> **Task description**
Transcribe the entries that follow, word for word.

> **Excerpted records**
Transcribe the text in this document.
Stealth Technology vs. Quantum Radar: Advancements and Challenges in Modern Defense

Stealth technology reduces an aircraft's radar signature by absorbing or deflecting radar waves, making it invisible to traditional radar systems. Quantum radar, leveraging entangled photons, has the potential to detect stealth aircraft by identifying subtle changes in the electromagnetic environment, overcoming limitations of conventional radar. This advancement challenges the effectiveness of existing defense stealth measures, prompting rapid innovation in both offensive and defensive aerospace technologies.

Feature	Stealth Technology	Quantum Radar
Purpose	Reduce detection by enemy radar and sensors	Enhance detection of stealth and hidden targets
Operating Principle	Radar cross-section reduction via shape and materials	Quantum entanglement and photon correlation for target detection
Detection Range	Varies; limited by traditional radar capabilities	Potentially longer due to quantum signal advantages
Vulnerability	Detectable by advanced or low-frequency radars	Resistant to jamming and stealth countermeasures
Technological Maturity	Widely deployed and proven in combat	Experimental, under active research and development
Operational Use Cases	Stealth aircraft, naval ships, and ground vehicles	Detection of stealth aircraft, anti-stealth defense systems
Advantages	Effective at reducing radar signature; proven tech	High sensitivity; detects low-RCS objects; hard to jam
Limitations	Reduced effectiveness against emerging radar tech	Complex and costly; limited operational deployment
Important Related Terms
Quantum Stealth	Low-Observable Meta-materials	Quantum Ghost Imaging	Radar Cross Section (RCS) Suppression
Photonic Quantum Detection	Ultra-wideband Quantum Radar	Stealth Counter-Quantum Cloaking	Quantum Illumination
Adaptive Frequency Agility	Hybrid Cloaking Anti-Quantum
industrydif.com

> **Finished answer**
Transcribe the text in this document.
Stealth Technology vs. Quantum Radar: Advancements and Challenges in Modern Defense

Stealth technology reduces an aircraft's radar signature by absorbing or deflecting radar waves, making it invisible to traditional radar systems. Quantum radar, leveraging entangled photons, has the potential to detect stealth aircraft by identifying subtle changes in the electromagnetic environment, overcoming limitations of conventional radar. This advancement challenges the effectiveness of existing defense stealth measures, prompting rapid innovation in both offensive and defensive aerospace technologies.

Feature	Stealth Technology	Quantum Radar
Purpose	Reduce detection by enemy radar and sensors	Enhance detection of stealth and hidden targets
Operating Principle	Radar cross-section reduction via shape and materials	Quantum entanglement and photon correlation for target detection
Detection Range	Varies; limited by traditional radar capabilities	Potentially longer due to quantum signal advantages
Vulnerability	Detectable by advanced or low-frequency radars	Resistant to jamming and stealth countermeasures
Technological Maturity	Widely deployed and proven in combat	Experimental, under active research and development
Operational Use Cases	Stealth aircraft, naval ships, and ground vehicles	Detection of stealth aircraft, anti-stealth defense systems
Advantages	Effective at reducing radar signature; proven tech	High sensitivity; detects low-RCS objects; hard to jam
Limitations	Reduced effectiveness against emerging radar tech	Complex and costly; limited operational deployment
Important Related Terms
Quantum Stealth	Low-Observable Meta-materials	Quantum Ghost Imaging	Radar Cross Section (RCS) Suppression
Photonic Quantum Detection	Ultra-wideband Quantum Radar	Stealth Counter-Quantum Cloaking	Quantum Illumination
Adaptive Frequency Agility	Hybrid Cloaking Anti-Quantum
industrydif.com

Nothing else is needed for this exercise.